> [What is needed]
Please retype the records below exactly, leaving out any pictures.

* begin *

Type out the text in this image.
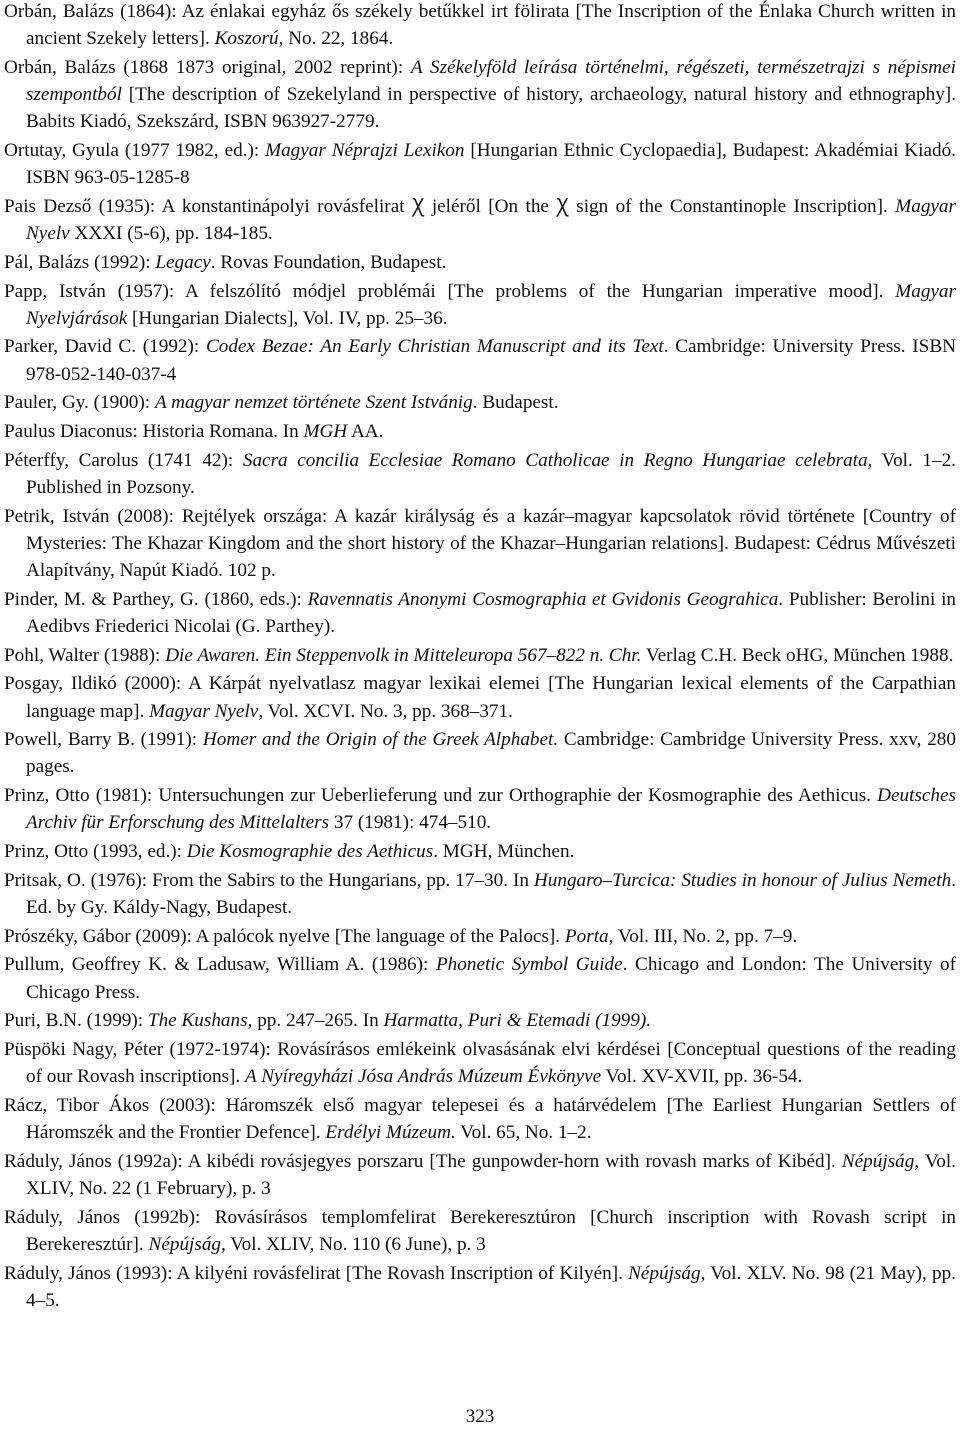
Orbán, Balázs (1864): Az énlakai egyház ős székely betűkkel irt fölirata [The Inscription of the Énlaka Church written in ancient Szekely letters]. Koszorú, No. 22, 1864.
Orbán, Balázs (1868 1873 original, 2002 reprint): A Székelyföld leírása történelmi, régészeti, természetrajzi s népismei szempontból [The description of Szekelyland in perspective of history, archaeology, natural history and ethnography]. Babits Kiadó, Szekszárd, ISBN 963927-2779.
Ortutay, Gyula (1977 1982, ed.): Magyar Néprajzi Lexikon [Hungarian Ethnic Cyclopaedia], Budapest: Akadémiai Kiadó. ISBN 963-05-1285-8
Pais Dezső (1935): A konstantinápolyi rovásfelirat Ꭓ jeléről [On the Ꭓ sign of the Constantinople Inscription]. Magyar Nyelv XXXI (5-6), pp. 184-185.
Pál, Balázs (1992): Legacy. Rovas Foundation, Budapest.
Papp, István (1957): A felszólító módjel problémái [The problems of the Hungarian imperative mood]. Magyar Nyelvjárások [Hungarian Dialects], Vol. IV, pp. 25–36.
Parker, David C. (1992): Codex Bezae: An Early Christian Manuscript and its Text. Cambridge: University Press. ISBN 978-052-140-037-4
Pauler, Gy. (1900): A magyar nemzet története Szent Istvánig. Budapest.
Paulus Diaconus: Historia Romana. In MGH AA.
Péterffy, Carolus (1741 42): Sacra concilia Ecclesiae Romano Catholicae in Regno Hungariae celebrata, Vol. 1–2. Published in Pozsony.
Petrik, István (2008): Rejtélyek országa: A kazár királyság és a kazár–magyar kapcsolatok rövid története [Country of Mysteries: The Khazar Kingdom and the short history of the Khazar–Hungarian relations]. Budapest: Cédrus Művészeti Alapítvány, Napút Kiadó. 102 p.
Pinder, M. & Parthey, G. (1860, eds.): Ravennatis Anonymi Cosmographia et Gvidonis Geograhica. Publisher: Berolini in Aedibvs Friederici Nicolai (G. Parthey).
Pohl, Walter (1988): Die Awaren. Ein Steppenvolk in Mitteleuropa 567–822 n. Chr. Verlag C.H. Beck oHG, München 1988.
Posgay, Ildikó (2000): A Kárpát nyelvatlasz magyar lexikai elemei [The Hungarian lexical elements of the Carpathian language map]. Magyar Nyelv, Vol. XCVI. No. 3, pp. 368–371.
Powell, Barry B. (1991): Homer and the Origin of the Greek Alphabet. Cambridge: Cambridge University Press. xxv, 280 pages.
Prinz, Otto (1981): Untersuchungen zur Ueberlieferung und zur Orthographie der Kosmographie des Aethicus. Deutsches Archiv für Erforschung des Mittelalters 37 (1981): 474–510.
Prinz, Otto (1993, ed.): Die Kosmographie des Aethicus. MGH, München.
Pritsak, O. (1976): From the Sabirs to the Hungarians, pp. 17–30. In Hungaro–Turcica: Studies in honour of Julius Nemeth. Ed. by Gy. Káldy-Nagy, Budapest.
Prószéky, Gábor (2009): A palócok nyelve [The language of the Palocs]. Porta, Vol. III, No. 2, pp. 7–9.
Pullum, Geoffrey K. & Ladusaw, William A. (1986): Phonetic Symbol Guide. Chicago and London: The University of Chicago Press.
Puri, B.N. (1999): The Kushans, pp. 247–265. In Harmatta, Puri & Etemadi (1999).
Püspöki Nagy, Péter (1972-1974): Rovásírásos emlékeink olvasásának elvi kérdései [Conceptual questions of the reading of our Rovash inscriptions]. A Nyíregyházi Jósa András Múzeum Évkönyve Vol. XV-XVII, pp. 36-54.
Rácz, Tibor Ákos (2003): Háromszék első magyar telepesei és a határvédelem [The Earliest Hungarian Settlers of Háromszék and the Frontier Defence]. Erdélyi Múzeum. Vol. 65, No. 1–2.
Ráduly, János (1992a): A kibédi rovásjegyes porszaru [The gunpowder-horn with rovash marks of Kibéd]. Népújság, Vol. XLIV, No. 22 (1 February), p. 3
Ráduly, János (1992b): Rovásírásos templomfelirat Berekeresztúron [Church inscription with Rovash script in Berekeresztúr]. Népújság, Vol. XLIV, No. 110 (6 June), p. 3
Ráduly, János (1993): A kilyéni rovásfelirat [The Rovash Inscription of Kilyén]. Népújság, Vol. XLV. No. 98 (21 May), pp. 4–5.
323
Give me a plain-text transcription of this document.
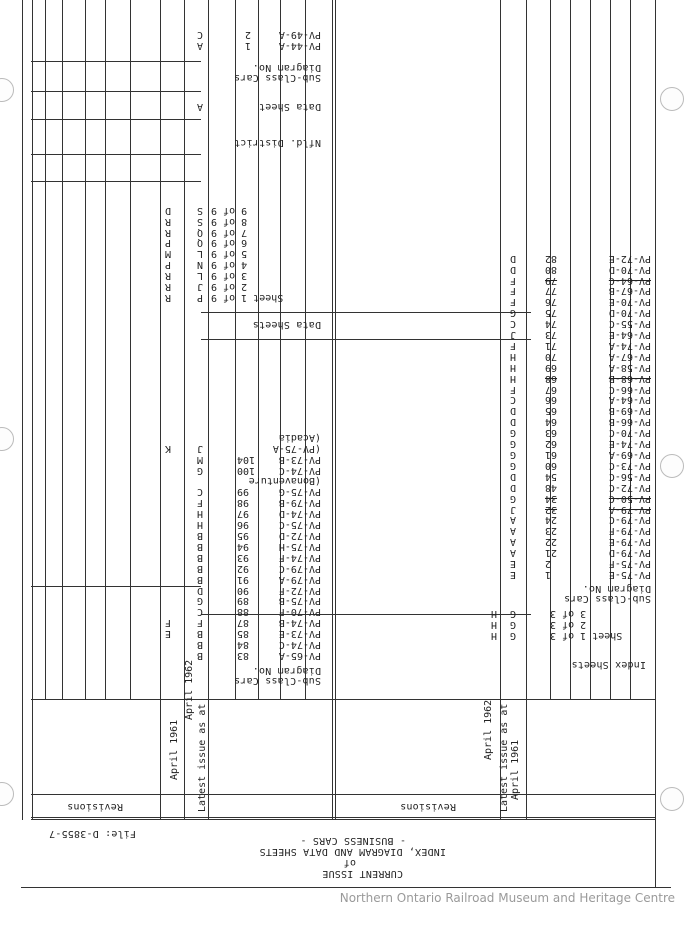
CURRENT ISSUE
of
INDEX, DIAGRAM AND DATA SHEETS
- BUSINESS CARS -
File: D-3855-7
Revisions
Revisions	Latest issue as at April 1961
April 1962
Index Sheets
Sheet 1 of 3
2 of 3
3 of 3
G
G
G
H
H
H
Sub-Class Cars
Diagram No.
PV-75-E
PV-75-F
PV-79-D
PV-79-E
PV-79-F
PV-79-C
PV-79-A
PV-50-C
PV-72-C
PV-56-C
PV-73-C
PV-69-A
PV-74-E
PV-70-C
PV-66-B
PV-69-B
PV-64-A
PV-66-C
PV-68-B
PV-58-A
PV-67-A
PV-74-A
PV-64-E
PV-55-C
PV-70-D
PV-70-E
PV-67-B
PV-64-C
PV-70-D
PV-72-E
1
2
21
22
23
24
32
34
48
54
60
61
62
63
64
65
66
67
68
69
70
71
73
74
75
76
77
79
80
82
E
E
A
A
A
A
J
G
D
D
G
G
G
G
D
D
C
F
H
H
H
F
J
C
G
F
F
F
D
D
Latest issue as at
April 1961
April 1962	Sub-Class Cars
Diagram No.
PV-65-A
PV-74-C
PV-73-E
PV-74-B
PV-70-F
PV-75-B
PV-72-F
PV-79-A
PV-79-C
PV-74-F
PV-75-H
PV-72-D
PV-75-C
PV-74-D
PV-79-B
PV-75-G
(Bonaventure
PV-74-C
PV-73-B
(PV-75-A
(Acadia
83
84
85
87
88
89
90
91
92
93
94
95
96
97
98
99

100
104

B
B
B
F
C
G
D
B
B
B
B
B
H
H
F
C

G
M
J

E
F

K

Data Sheets
Sheet 1 of 9
2 of 9
3 of 9
4 of 9
5 of 9
6 of 9
7 of 9
8 of 9
9 of 9
P
J
L
N
L
Q
Q
S
S
R
R
R
P
M
P
R
R
D
Nfld. District
Data Sheet
A
Sub-Class Cars
Diagram No.
PV-44-A
PV-49-A
1
2
A
C
Northern Ontario Railroad Museum and Heritage Centre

* end *

> [Right answer]
Type out the text in this image.
Orbán, Balázs (1864): Az énlakai egyház ős székely betűkkel irt fölirata [The Inscription of the Énlaka Church written in ancient Szekely letters]. Koszorú, No. 22, 1864.
Orbán, Balázs (1868 1873 original, 2002 reprint): A Székelyföld leírása történelmi, régészeti, természetrajzi s népismei szempontból [The description of Szekelyland in perspective of history, archaeology, natural history and ethnography]. Babits Kiadó, Szekszárd, ISBN 963927-2779.
Ortutay, Gyula (1977 1982, ed.): Magyar Néprajzi Lexikon [Hungarian Ethnic Cyclopaedia], Budapest: Akadémiai Kiadó. ISBN 963-05-1285-8
Pais Dezső (1935): A konstantinápolyi rovásfelirat Ꭓ jeléről [On the Ꭓ sign of the Constantinople Inscription]. Magyar Nyelv XXXI (5-6), pp. 184-185.
Pál, Balázs (1992): Legacy. Rovas Foundation, Budapest.
Papp, István (1957): A felszólító módjel problémái [The problems of the Hungarian imperative mood]. Magyar Nyelvjárások [Hungarian Dialects], Vol. IV, pp. 25–36.
Parker, David C. (1992): Codex Bezae: An Early Christian Manuscript and its Text. Cambridge: University Press. ISBN 978-052-140-037-4
Pauler, Gy. (1900): A magyar nemzet története Szent Istvánig. Budapest.
Paulus Diaconus: Historia Romana. In MGH AA.
Péterffy, Carolus (1741 42): Sacra concilia Ecclesiae Romano Catholicae in Regno Hungariae celebrata, Vol. 1–2. Published in Pozsony.
Petrik, István (2008): Rejtélyek országa: A kazár királyság és a kazár–magyar kapcsolatok rövid története [Country of Mysteries: The Khazar Kingdom and the short history of the Khazar–Hungarian relations]. Budapest: Cédrus Művészeti Alapítvány, Napút Kiadó. 102 p.
Pinder, M. & Parthey, G. (1860, eds.): Ravennatis Anonymi Cosmographia et Gvidonis Geograhica. Publisher: Berolini in Aedibvs Friederici Nicolai (G. Parthey).
Pohl, Walter (1988): Die Awaren. Ein Steppenvolk in Mitteleuropa 567–822 n. Chr. Verlag C.H. Beck oHG, München 1988.
Posgay, Ildikó (2000): A Kárpát nyelvatlasz magyar lexikai elemei [The Hungarian lexical elements of the Carpathian language map]. Magyar Nyelv, Vol. XCVI. No. 3, pp. 368–371.
Powell, Barry B. (1991): Homer and the Origin of the Greek Alphabet. Cambridge: Cambridge University Press. xxv, 280 pages.
Prinz, Otto (1981): Untersuchungen zur Ueberlieferung und zur Orthographie der Kosmographie des Aethicus. Deutsches Archiv für Erforschung des Mittelalters 37 (1981): 474–510.
Prinz, Otto (1993, ed.): Die Kosmographie des Aethicus. MGH, München.
Pritsak, O. (1976): From the Sabirs to the Hungarians, pp. 17–30. In Hungaro–Turcica: Studies in honour of Julius Nemeth. Ed. by Gy. Káldy-Nagy, Budapest.
Prószéky, Gábor (2009): A palócok nyelve [The language of the Palocs]. Porta, Vol. III, No. 2, pp. 7–9.
Pullum, Geoffrey K. & Ladusaw, William A. (1986): Phonetic Symbol Guide. Chicago and London: The University of Chicago Press.
Puri, B.N. (1999): The Kushans, pp. 247–265. In Harmatta, Puri & Etemadi (1999).
Püspöki Nagy, Péter (1972-1974): Rovásírásos emlékeink olvasásának elvi kérdései [Conceptual questions of the reading of our Rovash inscriptions]. A Nyíregyházi Jósa András Múzeum Évkönyve Vol. XV-XVII, pp. 36-54.
Rácz, Tibor Ákos (2003): Háromszék első magyar telepesei és a határvédelem [The Earliest Hungarian Settlers of Háromszék and the Frontier Defence]. Erdélyi Múzeum. Vol. 65, No. 1–2.
Ráduly, János (1992a): A kibédi rovásjegyes porszaru [The gunpowder-horn with rovash marks of Kibéd]. Népújság, Vol. XLIV, No. 22 (1 February), p. 3
Ráduly, János (1992b): Rovásírásos templomfelirat Berekeresztúron [Church inscription with Rovash script in Berekeresztúr]. Népújság, Vol. XLIV, No. 110 (6 June), p. 3
Ráduly, János (1993): A kilyéni rovásfelirat [The Rovash Inscription of Kilyén]. Népújság, Vol. XLV. No. 98 (21 May), pp. 4–5.
323
Give me a plain-text transcription of this document.
CURRENT ISSUE
of
INDEX, DIAGRAM AND DATA SHEETS
- BUSINESS CARS -
File: D-3855-7
Revisions
Revisions	Latest issue as at April 1961
April 1962
Index Sheets
Sheet 1 of 3
2 of 3
3 of 3
G
G
G
H
H
H
Sub-Class Cars
Diagram No.
PV-75-E
PV-75-F
PV-79-D
PV-79-E
PV-79-F
PV-79-C
PV-79-A
PV-50-C
PV-72-C
PV-56-C
PV-73-C
PV-69-A
PV-74-E
PV-70-C
PV-66-B
PV-69-B
PV-64-A
PV-66-C
PV-68-B
PV-58-A
PV-67-A
PV-74-A
PV-64-E
PV-55-C
PV-70-D
PV-70-E
PV-67-B
PV-64-C
PV-70-D
PV-72-E
1
2
21
22
23
24
32
34
48
54
60
61
62
63
64
65
66
67
68
69
70
71
73
74
75
76
77
79
80
82
E
E
A
A
A
A
J
G
D
D
G
G
G
G
D
D
C
F
H
H
H
F
J
C
G
F
F
F
D
D
Latest issue as at
April 1961
April 1962	Sub-Class Cars
Diagram No.
PV-65-A
PV-74-C
PV-73-E
PV-74-B
PV-70-F
PV-75-B
PV-72-F
PV-79-A
PV-79-C
PV-74-F
PV-75-H
PV-72-D
PV-75-C
PV-74-D
PV-79-B
PV-75-G
(Bonaventure
PV-74-C
PV-73-B
(PV-75-A
(Acadia
83
84
85
87
88
89
90
91
92
93
94
95
96
97
98
99

100
104

B
B
B
F
C
G
D
B
B
B
B
B
H
H
F
C

G
M
J

E
F

K

Data Sheets
Sheet 1 of 9
2 of 9
3 of 9
4 of 9
5 of 9
6 of 9
7 of 9
8 of 9
9 of 9
P
J
L
N
L
Q
Q
S
S
R
R
R
P
M
P
R
R
D
Nfld. District
Data Sheet
A
Sub-Class Cars
Diagram No.
PV-44-A
PV-49-A
1
2
A
C
Northern Ontario Railroad Museum and Heritage Centre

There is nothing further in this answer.